Exercise instructions: Retype all of the data exactly as given.

--- start Material provided ---

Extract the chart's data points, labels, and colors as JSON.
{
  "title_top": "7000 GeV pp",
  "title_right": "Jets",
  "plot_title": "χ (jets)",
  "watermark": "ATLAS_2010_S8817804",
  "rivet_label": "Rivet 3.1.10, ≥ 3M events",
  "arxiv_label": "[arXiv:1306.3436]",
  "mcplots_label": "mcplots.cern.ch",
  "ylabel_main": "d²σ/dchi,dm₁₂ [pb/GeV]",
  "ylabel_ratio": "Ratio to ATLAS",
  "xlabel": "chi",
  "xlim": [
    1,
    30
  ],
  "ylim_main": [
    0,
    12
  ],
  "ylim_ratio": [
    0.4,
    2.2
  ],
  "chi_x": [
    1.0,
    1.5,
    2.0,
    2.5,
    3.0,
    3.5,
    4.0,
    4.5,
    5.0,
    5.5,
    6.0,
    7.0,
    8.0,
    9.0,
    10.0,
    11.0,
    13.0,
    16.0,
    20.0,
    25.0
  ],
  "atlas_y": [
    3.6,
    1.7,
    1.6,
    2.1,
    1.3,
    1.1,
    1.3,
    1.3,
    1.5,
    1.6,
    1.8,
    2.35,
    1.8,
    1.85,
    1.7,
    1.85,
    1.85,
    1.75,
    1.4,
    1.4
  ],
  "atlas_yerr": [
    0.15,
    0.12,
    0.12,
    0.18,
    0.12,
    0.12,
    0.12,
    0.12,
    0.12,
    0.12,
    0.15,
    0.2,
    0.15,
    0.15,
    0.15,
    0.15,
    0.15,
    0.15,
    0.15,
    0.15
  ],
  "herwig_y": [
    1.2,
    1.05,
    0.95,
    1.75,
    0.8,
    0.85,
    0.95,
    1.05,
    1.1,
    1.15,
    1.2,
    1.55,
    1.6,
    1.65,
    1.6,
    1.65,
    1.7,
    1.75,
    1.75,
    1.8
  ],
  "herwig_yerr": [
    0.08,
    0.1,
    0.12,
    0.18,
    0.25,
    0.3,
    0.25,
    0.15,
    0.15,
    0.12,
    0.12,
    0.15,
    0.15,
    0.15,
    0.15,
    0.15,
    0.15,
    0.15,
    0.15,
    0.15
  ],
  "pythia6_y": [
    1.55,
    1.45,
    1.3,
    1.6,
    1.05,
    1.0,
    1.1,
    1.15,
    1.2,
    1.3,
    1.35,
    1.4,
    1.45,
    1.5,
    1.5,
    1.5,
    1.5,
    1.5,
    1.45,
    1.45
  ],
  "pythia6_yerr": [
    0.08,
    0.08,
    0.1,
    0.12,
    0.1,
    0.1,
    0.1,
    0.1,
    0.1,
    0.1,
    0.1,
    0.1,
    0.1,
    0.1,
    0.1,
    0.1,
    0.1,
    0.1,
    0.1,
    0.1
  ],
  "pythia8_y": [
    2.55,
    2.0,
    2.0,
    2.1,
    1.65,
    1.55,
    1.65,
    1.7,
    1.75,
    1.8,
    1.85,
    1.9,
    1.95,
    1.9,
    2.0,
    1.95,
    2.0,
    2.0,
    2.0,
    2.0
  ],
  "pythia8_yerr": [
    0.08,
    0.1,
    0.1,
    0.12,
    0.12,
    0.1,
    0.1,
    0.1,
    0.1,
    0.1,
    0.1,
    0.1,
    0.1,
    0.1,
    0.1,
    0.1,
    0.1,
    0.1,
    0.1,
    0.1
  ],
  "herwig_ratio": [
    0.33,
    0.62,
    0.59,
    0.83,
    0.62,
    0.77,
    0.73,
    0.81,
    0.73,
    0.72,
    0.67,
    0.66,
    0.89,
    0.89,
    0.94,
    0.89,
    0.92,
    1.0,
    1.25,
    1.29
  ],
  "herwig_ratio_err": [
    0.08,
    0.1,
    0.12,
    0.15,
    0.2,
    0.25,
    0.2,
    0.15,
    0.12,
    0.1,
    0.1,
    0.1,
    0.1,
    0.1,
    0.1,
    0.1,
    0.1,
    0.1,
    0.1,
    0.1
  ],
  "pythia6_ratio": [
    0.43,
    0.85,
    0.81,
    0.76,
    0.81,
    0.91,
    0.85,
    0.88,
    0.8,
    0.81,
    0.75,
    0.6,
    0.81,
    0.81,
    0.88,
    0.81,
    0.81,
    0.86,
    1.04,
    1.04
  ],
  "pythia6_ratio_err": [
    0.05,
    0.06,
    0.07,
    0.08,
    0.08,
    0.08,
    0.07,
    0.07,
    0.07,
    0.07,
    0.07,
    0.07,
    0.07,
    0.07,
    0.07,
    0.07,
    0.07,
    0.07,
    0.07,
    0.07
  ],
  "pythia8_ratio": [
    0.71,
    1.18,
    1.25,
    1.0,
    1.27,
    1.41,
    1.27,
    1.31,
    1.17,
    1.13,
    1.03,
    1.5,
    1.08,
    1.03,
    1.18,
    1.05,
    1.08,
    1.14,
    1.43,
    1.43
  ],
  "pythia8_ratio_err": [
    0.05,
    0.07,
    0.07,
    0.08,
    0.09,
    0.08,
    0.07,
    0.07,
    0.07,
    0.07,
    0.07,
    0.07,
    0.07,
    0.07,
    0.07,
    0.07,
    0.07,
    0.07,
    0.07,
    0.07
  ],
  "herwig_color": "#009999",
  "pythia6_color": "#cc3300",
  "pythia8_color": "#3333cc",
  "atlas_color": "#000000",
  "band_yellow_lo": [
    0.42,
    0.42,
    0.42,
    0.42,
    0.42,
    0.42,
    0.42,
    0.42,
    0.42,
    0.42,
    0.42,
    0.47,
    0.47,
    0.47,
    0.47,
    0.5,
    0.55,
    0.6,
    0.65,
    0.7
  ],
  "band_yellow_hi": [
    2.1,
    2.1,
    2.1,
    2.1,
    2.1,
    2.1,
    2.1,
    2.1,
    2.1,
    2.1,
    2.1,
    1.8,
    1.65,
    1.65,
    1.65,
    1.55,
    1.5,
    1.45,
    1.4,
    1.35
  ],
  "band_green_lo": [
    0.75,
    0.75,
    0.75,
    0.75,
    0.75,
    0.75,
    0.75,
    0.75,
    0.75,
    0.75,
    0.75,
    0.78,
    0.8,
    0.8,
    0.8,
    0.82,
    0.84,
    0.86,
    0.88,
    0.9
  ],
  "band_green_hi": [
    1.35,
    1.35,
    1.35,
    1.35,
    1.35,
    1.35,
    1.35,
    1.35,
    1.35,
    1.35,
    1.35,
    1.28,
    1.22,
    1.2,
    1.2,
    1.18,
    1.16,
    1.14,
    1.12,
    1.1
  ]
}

--- end Material provided ---

Solution to the exercise:
Extract the chart's data points, labels, and colors as JSON.
{
  "title_top": "7000 GeV pp",
  "title_right": "Jets",
  "plot_title": "χ (jets)",
  "watermark": "ATLAS_2010_S8817804",
  "rivet_label": "Rivet 3.1.10, ≥ 3M events",
  "arxiv_label": "[arXiv:1306.3436]",
  "mcplots_label": "mcplots.cern.ch",
  "ylabel_main": "d²σ/dchi,dm₁₂ [pb/GeV]",
  "ylabel_ratio": "Ratio to ATLAS",
  "xlabel": "chi",
  "xlim": [
    1,
    30
  ],
  "ylim_main": [
    0,
    12
  ],
  "ylim_ratio": [
    0.4,
    2.2
  ],
  "chi_x": [
    1.0,
    1.5,
    2.0,
    2.5,
    3.0,
    3.5,
    4.0,
    4.5,
    5.0,
    5.5,
    6.0,
    7.0,
    8.0,
    9.0,
    10.0,
    11.0,
    13.0,
    16.0,
    20.0,
    25.0
  ],
  "atlas_y": [
    3.6,
    1.7,
    1.6,
    2.1,
    1.3,
    1.1,
    1.3,
    1.3,
    1.5,
    1.6,
    1.8,
    2.35,
    1.8,
    1.85,
    1.7,
    1.85,
    1.85,
    1.75,
    1.4,
    1.4
  ],
  "atlas_yerr": [
    0.15,
    0.12,
    0.12,
    0.18,
    0.12,
    0.12,
    0.12,
    0.12,
    0.12,
    0.12,
    0.15,
    0.2,
    0.15,
    0.15,
    0.15,
    0.15,
    0.15,
    0.15,
    0.15,
    0.15
  ],
  "herwig_y": [
    1.2,
    1.05,
    0.95,
    1.75,
    0.8,
    0.85,
    0.95,
    1.05,
    1.1,
    1.15,
    1.2,
    1.55,
    1.6,
    1.65,
    1.6,
    1.65,
    1.7,
    1.75,
    1.75,
    1.8
  ],
  "herwig_yerr": [
    0.08,
    0.1,
    0.12,
    0.18,
    0.25,
    0.3,
    0.25,
    0.15,
    0.15,
    0.12,
    0.12,
    0.15,
    0.15,
    0.15,
    0.15,
    0.15,
    0.15,
    0.15,
    0.15,
    0.15
  ],
  "pythia6_y": [
    1.55,
    1.45,
    1.3,
    1.6,
    1.05,
    1.0,
    1.1,
    1.15,
    1.2,
    1.3,
    1.35,
    1.4,
    1.45,
    1.5,
    1.5,
    1.5,
    1.5,
    1.5,
    1.45,
    1.45
  ],
  "pythia6_yerr": [
    0.08,
    0.08,
    0.1,
    0.12,
    0.1,
    0.1,
    0.1,
    0.1,
    0.1,
    0.1,
    0.1,
    0.1,
    0.1,
    0.1,
    0.1,
    0.1,
    0.1,
    0.1,
    0.1,
    0.1
  ],
  "pythia8_y": [
    2.55,
    2.0,
    2.0,
    2.1,
    1.65,
    1.55,
    1.65,
    1.7,
    1.75,
    1.8,
    1.85,
    1.9,
    1.95,
    1.9,
    2.0,
    1.95,
    2.0,
    2.0,
    2.0,
    2.0
  ],
  "pythia8_yerr": [
    0.08,
    0.1,
    0.1,
    0.12,
    0.12,
    0.1,
    0.1,
    0.1,
    0.1,
    0.1,
    0.1,
    0.1,
    0.1,
    0.1,
    0.1,
    0.1,
    0.1,
    0.1,
    0.1,
    0.1
  ],
  "herwig_ratio": [
    0.33,
    0.62,
    0.59,
    0.83,
    0.62,
    0.77,
    0.73,
    0.81,
    0.73,
    0.72,
    0.67,
    0.66,
    0.89,
    0.89,
    0.94,
    0.89,
    0.92,
    1.0,
    1.25,
    1.29
  ],
  "herwig_ratio_err": [
    0.08,
    0.1,
    0.12,
    0.15,
    0.2,
    0.25,
    0.2,
    0.15,
    0.12,
    0.1,
    0.1,
    0.1,
    0.1,
    0.1,
    0.1,
    0.1,
    0.1,
    0.1,
    0.1,
    0.1
  ],
  "pythia6_ratio": [
    0.43,
    0.85,
    0.81,
    0.76,
    0.81,
    0.91,
    0.85,
    0.88,
    0.8,
    0.81,
    0.75,
    0.6,
    0.81,
    0.81,
    0.88,
    0.81,
    0.81,
    0.86,
    1.04,
    1.04
  ],
  "pythia6_ratio_err": [
    0.05,
    0.06,
    0.07,
    0.08,
    0.08,
    0.08,
    0.07,
    0.07,
    0.07,
    0.07,
    0.07,
    0.07,
    0.07,
    0.07,
    0.07,
    0.07,
    0.07,
    0.07,
    0.07,
    0.07
  ],
  "pythia8_ratio": [
    0.71,
    1.18,
    1.25,
    1.0,
    1.27,
    1.41,
    1.27,
    1.31,
    1.17,
    1.13,
    1.03,
    1.5,
    1.08,
    1.03,
    1.18,
    1.05,
    1.08,
    1.14,
    1.43,
    1.43
  ],
  "pythia8_ratio_err": [
    0.05,
    0.07,
    0.07,
    0.08,
    0.09,
    0.08,
    0.07,
    0.07,
    0.07,
    0.07,
    0.07,
    0.07,
    0.07,
    0.07,
    0.07,
    0.07,
    0.07,
    0.07,
    0.07,
    0.07
  ],
  "herwig_color": "#009999",
  "pythia6_color": "#cc3300",
  "pythia8_color": "#3333cc",
  "atlas_color": "#000000",
  "band_yellow_lo": [
    0.42,
    0.42,
    0.42,
    0.42,
    0.42,
    0.42,
    0.42,
    0.42,
    0.42,
    0.42,
    0.42,
    0.47,
    0.47,
    0.47,
    0.47,
    0.5,
    0.55,
    0.6,
    0.65,
    0.7
  ],
  "band_yellow_hi": [
    2.1,
    2.1,
    2.1,
    2.1,
    2.1,
    2.1,
    2.1,
    2.1,
    2.1,
    2.1,
    2.1,
    1.8,
    1.65,
    1.65,
    1.65,
    1.55,
    1.5,
    1.45,
    1.4,
    1.35
  ],
  "band_green_lo": [
    0.75,
    0.75,
    0.75,
    0.75,
    0.75,
    0.75,
    0.75,
    0.75,
    0.75,
    0.75,
    0.75,
    0.78,
    0.8,
    0.8,
    0.8,
    0.82,
    0.84,
    0.86,
    0.88,
    0.9
  ],
  "band_green_hi": [
    1.35,
    1.35,
    1.35,
    1.35,
    1.35,
    1.35,
    1.35,
    1.35,
    1.35,
    1.35,
    1.35,
    1.28,
    1.22,
    1.2,
    1.2,
    1.18,
    1.16,
    1.14,
    1.12,
    1.1
  ]
}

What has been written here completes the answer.